PROBLEM 1:
Write out the records word for word, everything from their start down to the line containing "Itemize the components", and omit the pictures.

START PASSAGE SHOWN

It is becoming increasingly difficult to verify designs with simulation as gate counts approach the million-gate mark. Formal verification will help fill the gap.

By Allan Wallack


To verify a design is to check that it conforms to a specification. Today, designers try to verify logic by simulating huge numbers of input vectors. They are spending too much time simulating and getting too little verification in return as design complexity grows. Designers are adopting a new approach that augments simulation with faster, more thorough methods that help eliminate two major problems they face when they rely on simulation alone. First, it simply takes too long to simulate all the vectors needed to adequately verify a big design. Second, no matter how many vectors are simulated, it is impossible to ensure that they cover all possible logical input conditions.

Often dubbed "formal verification," the new breed of logic verification tools cuts design cycles by slashing the time designers spend making sure errors don't creep in during the design process. Each verification run is much quicker than simulating a vector set, often by more than an order of magnitude. This kind of verification is inherently complete, eliminating the worry that the vectors will miss a crucial flaw in the implementation.

So what's formal about these tools? Instead of showing how the circuit responds to stimuli, and then relying on the designer to compare the responses produced by two circuit versions, logic verification tools use an RTL or netlist description of a circuit as its specification against which they compare the logic in revised versions. By compiling the two designs into a "formal" representation of the logic, logic verification tools can use mathematical methods to conclusively prove whether the logic in the two versions is equivalent. It is the inherent completeness of these verification methods that causes people to call them formal.

Even as designs pass a million gates, simulation will remain an important part of IC and system design methodologies. Interactive simulation is well-suited to the beginning of the design process, where the initial hardware description language (HDL) model is the design to be verified, and the "specification" exists only in the designer's mind. Detailed timing simulation will remain a crucial step at the end of the process.

But during the middle stages of the design process, simulation is a bottleneck that logic verification tools will eliminate. Instead of having to decide which vectors to simulate and how often to run them, designers will directly compare the logic in their gate-level implementation against the logic in an already verified RTL model. Later, as they refine the implementation--to add test logic, improve timing paths, or fix bugs--they will quickly verify that each new revision is logically the same as the previous version.

Although complete verification is an enormous benefit, it is the need to get products to market sooner that is causing companies to adopt logic verification tools. Use of formal methods is not a guarantee that these tools will save enough time to justify their adoption. But our experience shows that the results can be dramatic: whereas pushing all the vectors through a design with a simulator takes several CPU weeks, logic verification can take just a few hours. That's the kind of improvement that designers need in order to verify million-gate designs.

Allan Wallack is president and chief executive officer of Chrysalis Symbolic Design.

END PASSAGE SHOWN

PROBLEM 2:
In the text on formal verification, what causes people to call these verification methods formal?

START RECORDS FOR THE TASK

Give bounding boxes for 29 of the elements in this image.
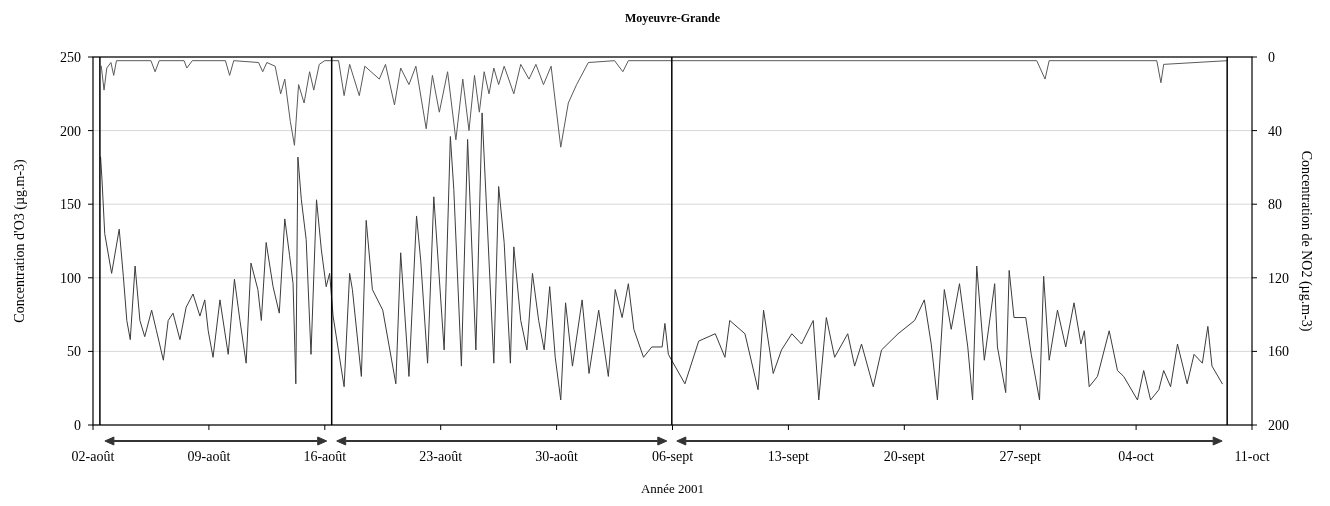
- y2-tick-label: 120: [1268, 270, 1289, 286]
- chart-title: Moyeuvre-Grande: [624, 11, 721, 25]
- x-tick-label: 27-sept: [999, 449, 1041, 464]
- y2-axis-title: Concentration de NO2 (µg.m-3): [1298, 150, 1314, 332]
- x-tick-label: 13-sept: [767, 449, 810, 464]
- x-tick-label: 02-août: [71, 449, 115, 464]
- y2-tick-label: 160: [1268, 344, 1289, 360]
- y2-tick-label: 80: [1268, 197, 1282, 213]
- y-tick-label: 200: [60, 123, 81, 139]
- y-tick-label: 0: [74, 418, 81, 433]
- y-tick-label: 250: [60, 50, 81, 65]
- y2-tick-label: 200: [1268, 418, 1289, 433]
- x-tick-label: 06-sept: [651, 449, 694, 464]
- y2-tick-label: 0: [1268, 50, 1275, 65]
- x-tick-label: 30-août: [535, 449, 579, 464]
- y-axis-title: Concentration d'O3 (µg.m-3): [12, 158, 28, 323]
- line-series: [100, 112, 1223, 401]
- y-tick-label: 50: [67, 344, 81, 360]
- x-tick-label: 16-août: [303, 449, 347, 464]
- x-tick-label: 11-oct: [1234, 449, 1270, 464]
- x-tick-label: 23-août: [419, 449, 463, 464]
- x-tick-label: 04-oct: [1118, 449, 1155, 464]
- x-axis-title: Année 2001: [640, 481, 705, 496]
- y-tick-label: 150: [60, 197, 81, 213]
- y2-tick-label: 40: [1268, 123, 1282, 139]
- x-tick-label: 20-sept: [883, 449, 926, 464]
- line-series: [100, 60, 1228, 148]
- x-tick-label: 09-août: [187, 449, 231, 464]
- y-tick-label: 100: [60, 270, 81, 286]
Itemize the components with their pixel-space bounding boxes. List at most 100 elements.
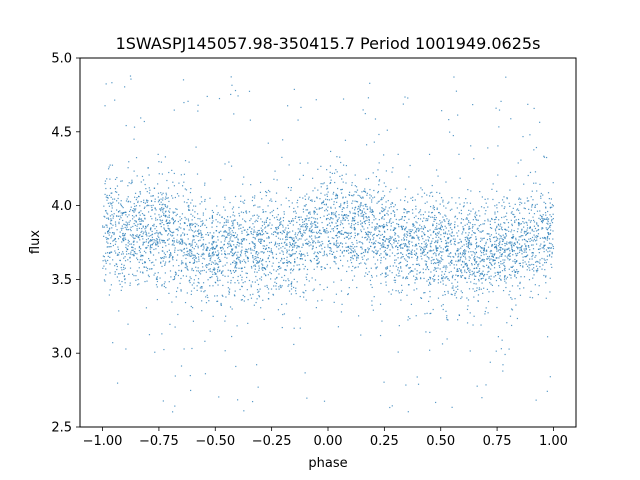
data-point: [214, 268, 216, 270]
data-point: [496, 211, 499, 213]
data-point: [193, 279, 195, 281]
data-point: [128, 253, 130, 255]
data-point: [229, 269, 231, 272]
data-point: [154, 232, 156, 235]
data-point: [505, 215, 507, 217]
data-point: [329, 176, 331, 178]
data-point: [517, 246, 519, 249]
data-point: [181, 238, 183, 240]
data-point: [302, 174, 304, 176]
data-point: [197, 110, 199, 112]
data-point: [543, 241, 545, 243]
data-point: [264, 268, 267, 271]
data-point: [320, 186, 322, 188]
data-point: [147, 242, 150, 244]
data-point: [431, 184, 433, 187]
data-point: [185, 275, 188, 277]
data-point: [144, 228, 146, 230]
data-point: [184, 222, 186, 224]
data-point: [535, 182, 537, 184]
data-point: [164, 241, 166, 244]
data-point: [174, 251, 176, 253]
data-point: [519, 262, 522, 265]
data-point: [306, 227, 308, 229]
data-point: [265, 190, 267, 193]
data-point: [364, 237, 366, 239]
data-point: [262, 267, 264, 269]
data-point: [415, 243, 417, 245]
data-point: [357, 194, 359, 196]
data-point: [499, 255, 501, 257]
data-point: [258, 229, 260, 232]
data-point: [318, 261, 320, 263]
data-point: [268, 298, 270, 300]
data-point: [252, 236, 254, 239]
data-point: [151, 233, 154, 235]
data-point: [147, 211, 150, 213]
data-point: [517, 252, 519, 255]
data-point: [488, 267, 490, 269]
data-point: [256, 279, 258, 281]
data-point: [234, 270, 237, 272]
data-point: [512, 260, 514, 262]
data-point: [282, 226, 284, 228]
data-point: [408, 211, 410, 213]
data-point: [450, 235, 452, 237]
data-point: [326, 214, 328, 216]
data-point: [430, 250, 432, 252]
data-point: [289, 222, 291, 224]
data-point: [162, 241, 164, 243]
data-point: [508, 248, 510, 250]
data-point: [401, 256, 403, 258]
data-point: [483, 223, 485, 225]
data-point: [486, 288, 489, 290]
data-point: [386, 238, 388, 240]
data-point: [127, 323, 129, 325]
data-point: [462, 266, 464, 268]
data-point: [173, 185, 175, 187]
data-point: [261, 229, 263, 232]
data-point: [542, 219, 544, 221]
data-point: [328, 199, 331, 201]
data-point: [216, 245, 218, 248]
data-point: [524, 207, 526, 210]
data-point: [550, 247, 552, 250]
data-point: [311, 200, 313, 202]
data-point: [293, 244, 295, 246]
data-point: [293, 240, 295, 243]
data-point: [547, 232, 549, 234]
data-point: [510, 118, 512, 120]
data-point: [149, 248, 151, 250]
data-point: [140, 117, 142, 119]
data-point: [159, 208, 161, 210]
data-point: [536, 261, 538, 263]
data-point: [433, 269, 435, 271]
data-point: [363, 216, 365, 218]
data-point: [341, 252, 343, 254]
data-point: [386, 225, 388, 227]
data-point: [497, 223, 500, 225]
data-point: [301, 233, 304, 235]
data-point: [201, 224, 203, 226]
data-point: [129, 234, 132, 236]
data-point: [205, 208, 207, 210]
data-point: [482, 258, 484, 260]
data-point: [108, 205, 111, 207]
data-point: [348, 191, 351, 193]
data-point: [416, 277, 418, 279]
data-point: [491, 217, 493, 220]
data-point: [155, 277, 158, 279]
data-point: [447, 292, 449, 294]
data-point: [143, 250, 146, 252]
data-point: [494, 259, 496, 261]
data-point: [359, 209, 361, 211]
data-point: [321, 248, 323, 250]
data-point: [357, 205, 360, 208]
data-point: [522, 217, 524, 220]
data-point: [531, 190, 533, 192]
data-point: [509, 252, 511, 254]
data-point: [322, 254, 324, 257]
data-point: [232, 276, 234, 279]
data-point: [269, 200, 271, 202]
data-point: [166, 179, 168, 182]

END RECORDS FOR THE TASK

ANSWER 1:
Give bounding boxes for 29 of the elements in this image.
- y2-tick-label: 120: [1268, 270, 1289, 286]
- chart-title: Moyeuvre-Grande: [624, 11, 721, 25]
- x-tick-label: 27-sept: [999, 449, 1041, 464]
- y2-axis-title: Concentration de NO2 (µg.m-3): [1298, 150, 1314, 332]
- x-tick-label: 13-sept: [767, 449, 810, 464]
- x-tick-label: 02-août: [71, 449, 115, 464]
- y2-tick-label: 160: [1268, 344, 1289, 360]
- y2-tick-label: 80: [1268, 197, 1282, 213]
- y-tick-label: 200: [60, 123, 81, 139]
- y-tick-label: 0: [74, 418, 81, 433]
- y-tick-label: 250: [60, 50, 81, 65]
- y2-tick-label: 200: [1268, 418, 1289, 433]
- x-tick-label: 06-sept: [651, 449, 694, 464]
- y2-tick-label: 0: [1268, 50, 1275, 65]
- x-tick-label: 30-août: [535, 449, 579, 464]
- y-axis-title: Concentration d'O3 (µg.m-3): [12, 158, 28, 323]
- line-series: [100, 112, 1223, 401]
- y-tick-label: 50: [67, 344, 81, 360]
- x-tick-label: 16-août: [303, 449, 347, 464]
- x-tick-label: 11-oct: [1234, 449, 1270, 464]
- x-tick-label: 23-août: [419, 449, 463, 464]
- x-tick-label: 04-oct: [1118, 449, 1155, 464]
- x-axis-title: Année 2001: [640, 481, 705, 496]
- y-tick-label: 150: [60, 197, 81, 213]
- y2-tick-label: 40: [1268, 123, 1282, 139]
- x-tick-label: 20-sept: [883, 449, 926, 464]
- line-series: [100, 60, 1228, 148]
- x-tick-label: 09-août: [187, 449, 231, 464]
- y-tick-label: 100: [60, 270, 81, 286]
Itemize the components with their pixel-space bounding boxes. List at most 100 elements.

ANSWER 2:
Their inherent completeness.